● Problem details
Report only the number of lines holding "will".
»»
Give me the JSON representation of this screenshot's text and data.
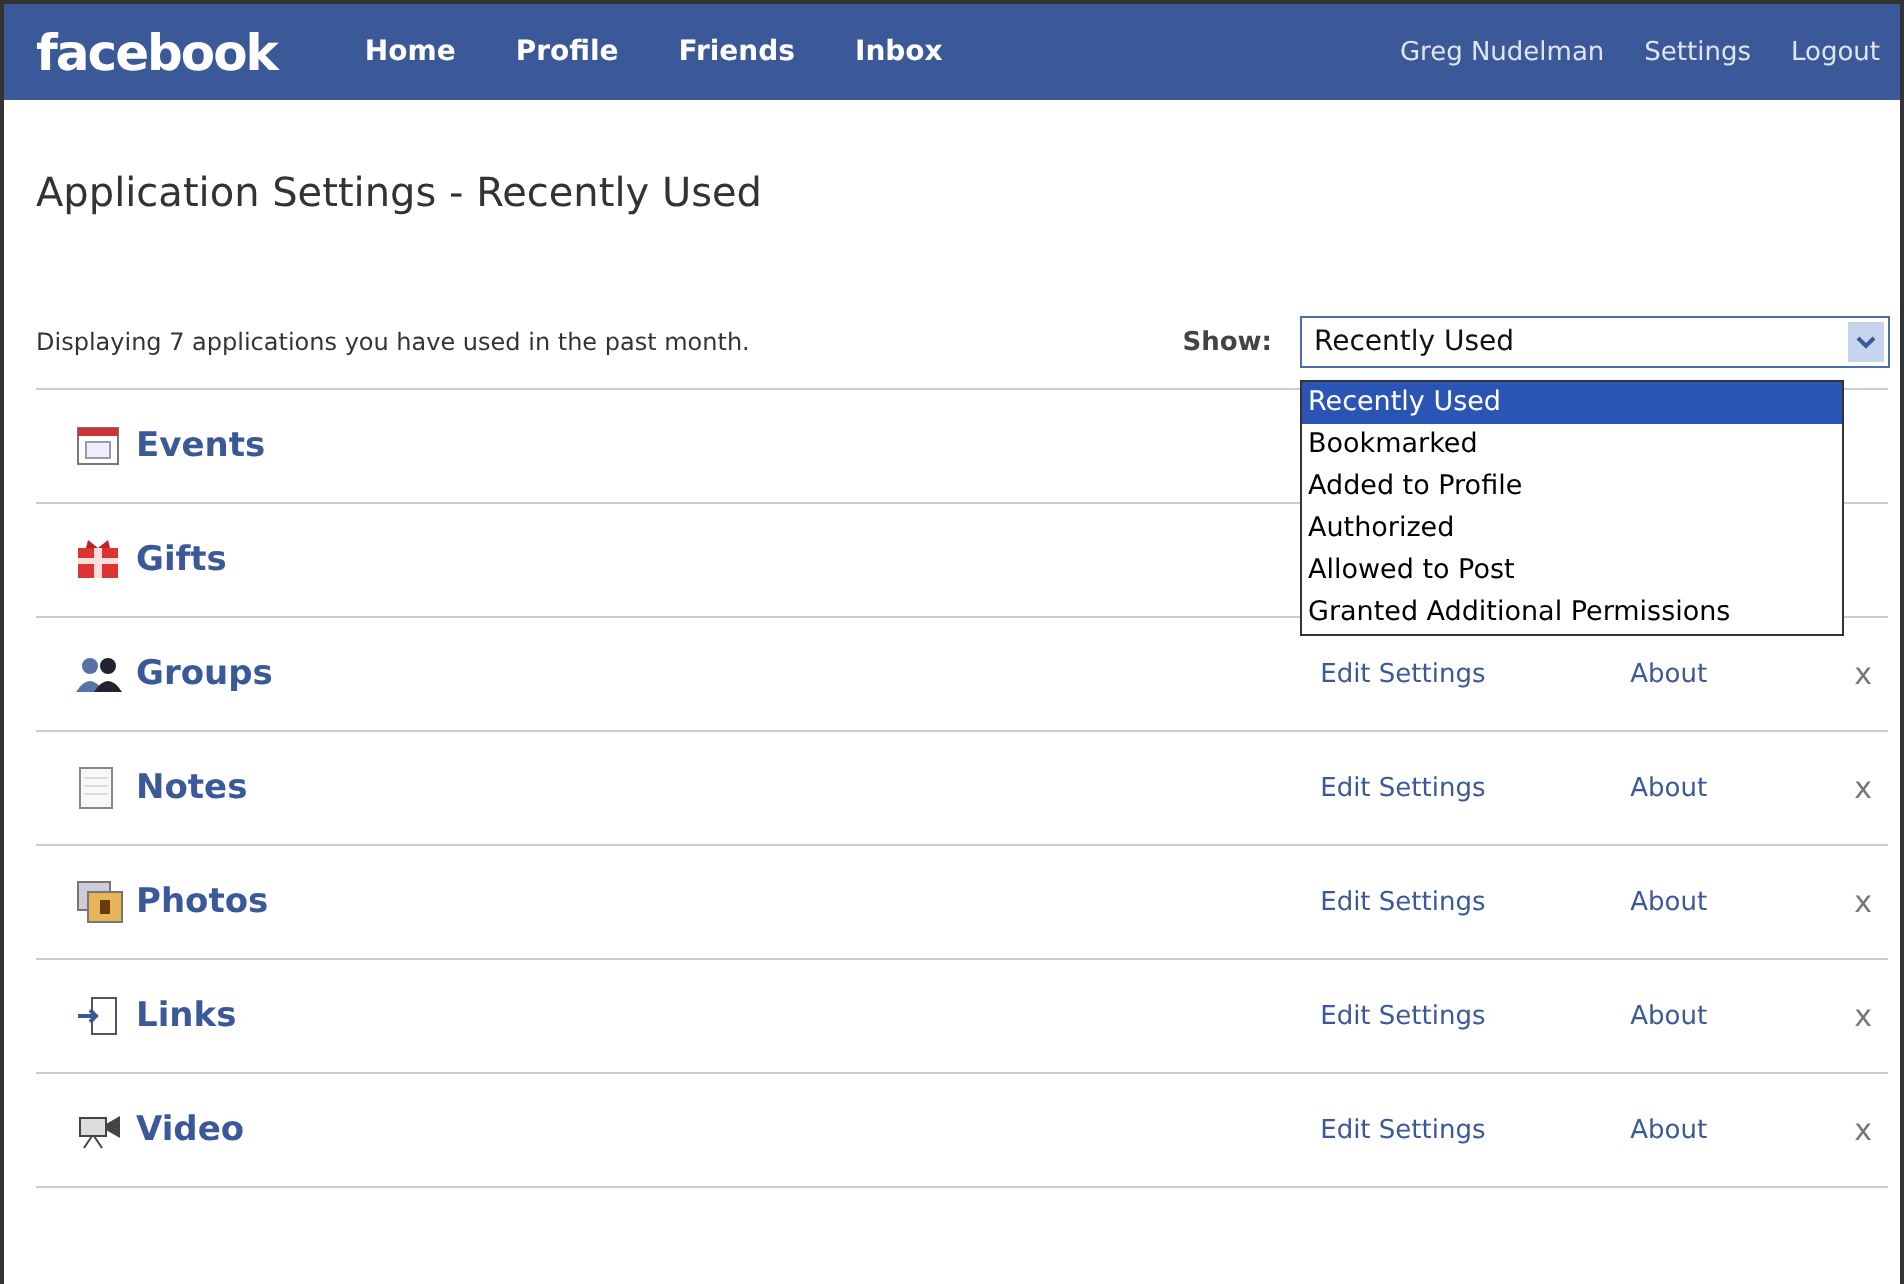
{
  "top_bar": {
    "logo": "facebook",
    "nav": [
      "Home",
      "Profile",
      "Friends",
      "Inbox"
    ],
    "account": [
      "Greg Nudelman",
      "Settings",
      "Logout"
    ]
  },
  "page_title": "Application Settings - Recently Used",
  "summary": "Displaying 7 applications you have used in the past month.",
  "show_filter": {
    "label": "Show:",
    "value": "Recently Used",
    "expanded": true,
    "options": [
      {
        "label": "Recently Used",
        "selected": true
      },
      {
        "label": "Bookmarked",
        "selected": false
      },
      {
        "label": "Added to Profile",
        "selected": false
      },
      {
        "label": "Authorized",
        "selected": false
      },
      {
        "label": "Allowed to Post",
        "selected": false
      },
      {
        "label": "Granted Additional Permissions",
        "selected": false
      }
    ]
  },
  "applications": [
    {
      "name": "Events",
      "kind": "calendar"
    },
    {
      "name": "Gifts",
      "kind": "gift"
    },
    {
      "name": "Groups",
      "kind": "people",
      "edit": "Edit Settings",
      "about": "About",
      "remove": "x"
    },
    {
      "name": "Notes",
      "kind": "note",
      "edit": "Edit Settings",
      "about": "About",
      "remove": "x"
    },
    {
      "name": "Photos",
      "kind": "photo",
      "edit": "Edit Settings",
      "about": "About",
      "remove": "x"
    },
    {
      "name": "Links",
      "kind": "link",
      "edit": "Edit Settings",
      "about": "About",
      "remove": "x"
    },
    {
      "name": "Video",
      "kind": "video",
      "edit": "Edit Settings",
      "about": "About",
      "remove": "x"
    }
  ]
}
««
»»
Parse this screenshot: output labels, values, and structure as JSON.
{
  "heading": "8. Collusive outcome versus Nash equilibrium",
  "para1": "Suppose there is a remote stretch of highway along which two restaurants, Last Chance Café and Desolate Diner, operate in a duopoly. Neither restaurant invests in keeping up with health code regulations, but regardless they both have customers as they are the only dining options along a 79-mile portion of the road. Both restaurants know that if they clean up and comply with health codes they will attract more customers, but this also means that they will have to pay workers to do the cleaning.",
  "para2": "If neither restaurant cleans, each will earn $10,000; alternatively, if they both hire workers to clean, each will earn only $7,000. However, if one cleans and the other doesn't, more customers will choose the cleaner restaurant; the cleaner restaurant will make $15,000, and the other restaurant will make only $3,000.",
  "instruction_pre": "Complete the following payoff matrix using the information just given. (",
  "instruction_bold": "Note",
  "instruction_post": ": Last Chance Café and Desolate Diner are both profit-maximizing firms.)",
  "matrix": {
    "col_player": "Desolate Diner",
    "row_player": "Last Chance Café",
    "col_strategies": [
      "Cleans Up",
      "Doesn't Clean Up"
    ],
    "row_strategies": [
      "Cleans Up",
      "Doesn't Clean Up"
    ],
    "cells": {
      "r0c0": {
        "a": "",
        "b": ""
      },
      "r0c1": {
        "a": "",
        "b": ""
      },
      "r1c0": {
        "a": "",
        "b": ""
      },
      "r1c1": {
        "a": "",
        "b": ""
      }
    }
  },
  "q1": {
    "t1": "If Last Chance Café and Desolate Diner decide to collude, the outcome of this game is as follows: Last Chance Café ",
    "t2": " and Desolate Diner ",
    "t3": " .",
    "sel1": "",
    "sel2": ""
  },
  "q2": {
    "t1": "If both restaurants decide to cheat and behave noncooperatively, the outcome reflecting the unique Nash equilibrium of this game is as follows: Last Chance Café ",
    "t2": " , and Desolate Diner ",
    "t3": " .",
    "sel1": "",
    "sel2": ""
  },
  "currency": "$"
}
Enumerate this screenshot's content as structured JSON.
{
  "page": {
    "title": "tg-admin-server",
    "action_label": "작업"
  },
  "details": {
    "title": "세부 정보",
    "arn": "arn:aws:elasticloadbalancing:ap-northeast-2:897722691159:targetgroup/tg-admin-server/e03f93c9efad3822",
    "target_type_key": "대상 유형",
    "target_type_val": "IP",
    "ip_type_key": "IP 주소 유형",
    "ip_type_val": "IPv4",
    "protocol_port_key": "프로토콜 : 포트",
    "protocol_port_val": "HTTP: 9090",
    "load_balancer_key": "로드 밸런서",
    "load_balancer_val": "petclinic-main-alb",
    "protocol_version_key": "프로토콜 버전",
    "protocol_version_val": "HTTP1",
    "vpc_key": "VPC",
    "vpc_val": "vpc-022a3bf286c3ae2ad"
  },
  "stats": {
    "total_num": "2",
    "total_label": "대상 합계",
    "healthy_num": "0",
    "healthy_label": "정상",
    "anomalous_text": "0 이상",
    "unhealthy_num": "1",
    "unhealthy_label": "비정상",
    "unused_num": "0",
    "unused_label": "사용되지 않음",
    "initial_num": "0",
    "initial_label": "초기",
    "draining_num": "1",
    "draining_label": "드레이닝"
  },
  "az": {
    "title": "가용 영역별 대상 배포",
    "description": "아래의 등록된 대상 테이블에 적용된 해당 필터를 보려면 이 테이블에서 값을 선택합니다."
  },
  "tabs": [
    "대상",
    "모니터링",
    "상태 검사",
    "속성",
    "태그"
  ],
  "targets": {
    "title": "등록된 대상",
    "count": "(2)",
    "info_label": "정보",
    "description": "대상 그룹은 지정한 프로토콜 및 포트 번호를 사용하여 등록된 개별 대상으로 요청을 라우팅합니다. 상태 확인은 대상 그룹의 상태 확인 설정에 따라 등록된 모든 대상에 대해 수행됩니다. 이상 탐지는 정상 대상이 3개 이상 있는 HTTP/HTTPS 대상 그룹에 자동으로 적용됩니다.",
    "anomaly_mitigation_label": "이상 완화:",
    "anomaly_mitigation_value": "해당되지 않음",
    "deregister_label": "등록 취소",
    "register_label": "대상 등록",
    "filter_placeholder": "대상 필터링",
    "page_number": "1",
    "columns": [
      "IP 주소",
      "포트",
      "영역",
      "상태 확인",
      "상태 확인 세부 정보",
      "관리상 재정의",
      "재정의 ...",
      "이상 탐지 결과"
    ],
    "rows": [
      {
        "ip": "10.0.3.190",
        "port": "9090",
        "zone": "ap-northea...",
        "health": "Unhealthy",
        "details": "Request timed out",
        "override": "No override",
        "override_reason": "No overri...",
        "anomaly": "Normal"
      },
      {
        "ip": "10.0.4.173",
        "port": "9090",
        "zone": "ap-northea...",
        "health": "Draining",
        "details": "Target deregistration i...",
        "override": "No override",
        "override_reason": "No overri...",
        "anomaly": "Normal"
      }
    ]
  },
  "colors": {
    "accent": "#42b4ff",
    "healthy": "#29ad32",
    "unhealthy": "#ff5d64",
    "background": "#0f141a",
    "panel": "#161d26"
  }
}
««
● Exercise response
2